THE EXERCISE — Records follow. Pull out every line that contains "décembre".

• • • • •

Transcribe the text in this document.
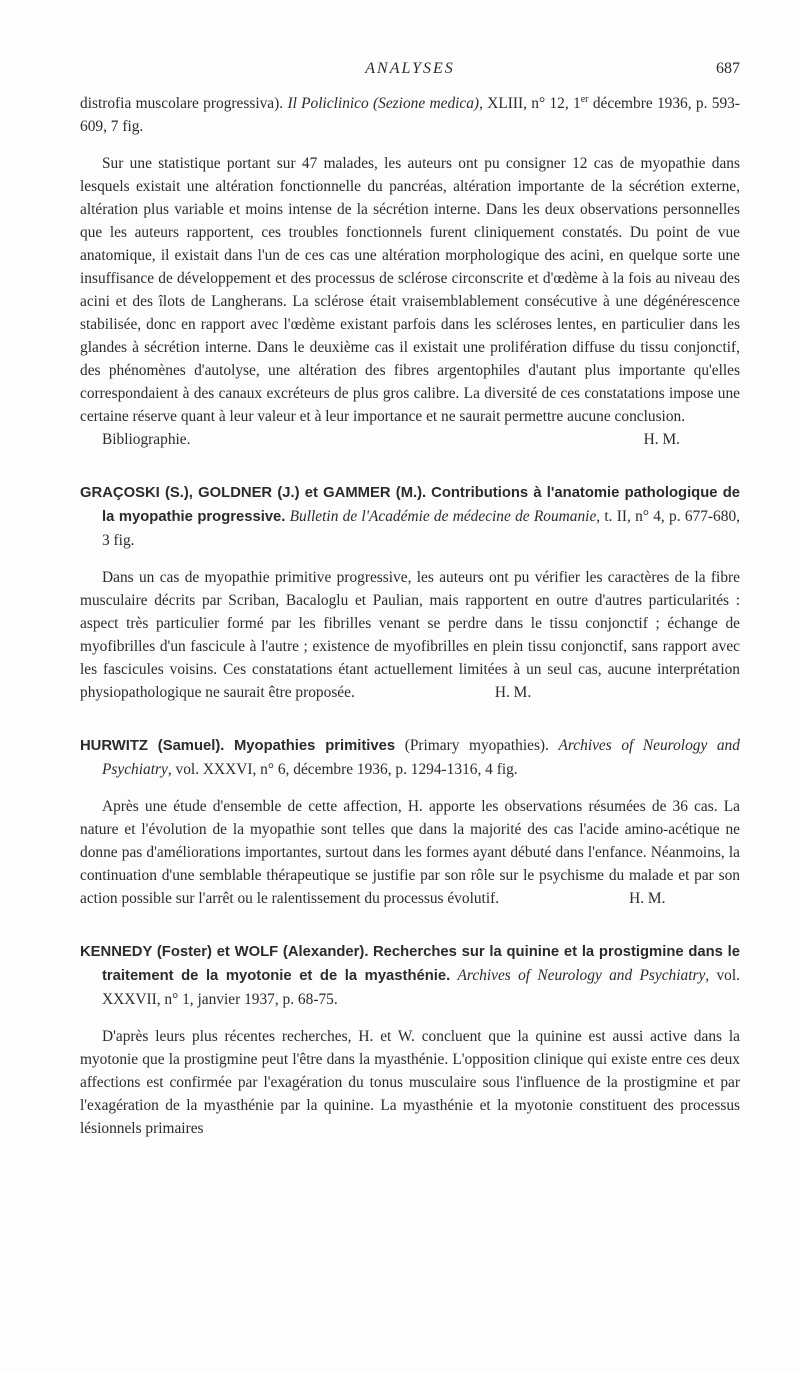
ANALYSES	687

distrofia muscolare progressiva). Il Policlinico (Sezione medica), XLIII, n° 12, 1er décembre 1936, p. 593-609, 7 fig.

Sur une statistique portant sur 47 malades, les auteurs ont pu consigner 12 cas de myopathie dans lesquels existait une altération fonctionnelle du pancréas, altération importante de la sécrétion externe, altération plus variable et moins intense de la sécrétion interne. Dans les deux observations personnelles que les auteurs rapportent, ces troubles fonctionnels furent cliniquement constatés. Du point de vue anatomique, il existait dans l'un de ces cas une altération morphologique des acini, en quelque sorte une insuffisance de développement et des processus de sclérose circonscrite et d'œdème à la fois au niveau des acini et des îlots de Langherans. La sclérose était vraisemblablement consécutive à une dégénérescence stabilisée, donc en rapport avec l'œdème existant parfois dans les scléroses lentes, en particulier dans les glandes à sécrétion interne. Dans le deuxième cas il existait une prolifération diffuse du tissu conjonctif, des phénomènes d'autolyse, une altération des fibres argentophiles d'autant plus importante qu'elles correspondaient à des canaux excréteurs de plus gros calibre. La diversité de ces constatations impose une certaine réserve quant à leur valeur et à leur importance et ne saurait permettre aucune conclusion.

Bibliographie.	H. M.

GRAÇOSKI (S.), GOLDNER (J.) et GAMMER (M.). Contributions à l'anatomie pathologique de la myopathie progressive. Bulletin de l'Académie de médecine de Roumanie, t. II, n° 4, p. 677-680, 3 fig.

Dans un cas de myopathie primitive progressive, les auteurs ont pu vérifier les caractères de la fibre musculaire décrits par Scriban, Bacaloglu et Paulian, mais rapportent en outre d'autres particularités : aspect très particulier formé par les fibrilles venant se perdre dans le tissu conjonctif ; échange de myofibrilles d'un fascicule à l'autre ; existence de myofibrilles en plein tissu conjonctif, sans rapport avec les fascicules voisins. Ces constatations étant actuellement limitées à un seul cas, aucune interprétation physiopathologique ne saurait être proposée.	H. M.

HURWITZ (Samuel). Myopathies primitives (Primary myopathies). Archives of Neurology and Psychiatry, vol. XXXVI, n° 6, décembre 1936, p. 1294-1316, 4 fig.

Après une étude d'ensemble de cette affection, H. apporte les observations résumées de 36 cas. La nature et l'évolution de la myopathie sont telles que dans la majorité des cas l'acide amino-acétique ne donne pas d'améliorations importantes, surtout dans les formes ayant débuté dans l'enfance. Néanmoins, la continuation d'une semblable thérapeutique se justifie par son rôle sur le psychisme du malade et par son action possible sur l'arrêt ou le ralentissement du processus évolutif.	H. M.

KENNEDY (Foster) et WOLF (Alexander). Recherches sur la quinine et la prostigmine dans le traitement de la myotonie et de la myasthénie. Archives of Neurology and Psychiatry, vol. XXXVII, n° 1, janvier 1937, p. 68-75.

D'après leurs plus récentes recherches, H. et W. concluent que la quinine est aussi active dans la myotonie que la prostigmine peut l'être dans la myasthénie. L'opposition clinique qui existe entre ces deux affections est confirmée par l'exagération du tonus musculaire sous l'influence de la prostigmine et par l'exagération de la myasthénie par la quinine. La myasthénie et la myotonie constituent des processus lésionnels primaires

• • • • •

FULL SOLUTION —
distrofia muscolare progressiva). Il Policlinico (Sezione medica), XLIII, n° 12, 1er décembre 1936, p. 593-609, 7 fig.
HURWITZ (Samuel). Myopathies primitives (Primary myopathies). Archives of Neurology and Psychiatry, vol. XXXVI, n° 6, décembre 1936, p. 1294-1316, 4 fig.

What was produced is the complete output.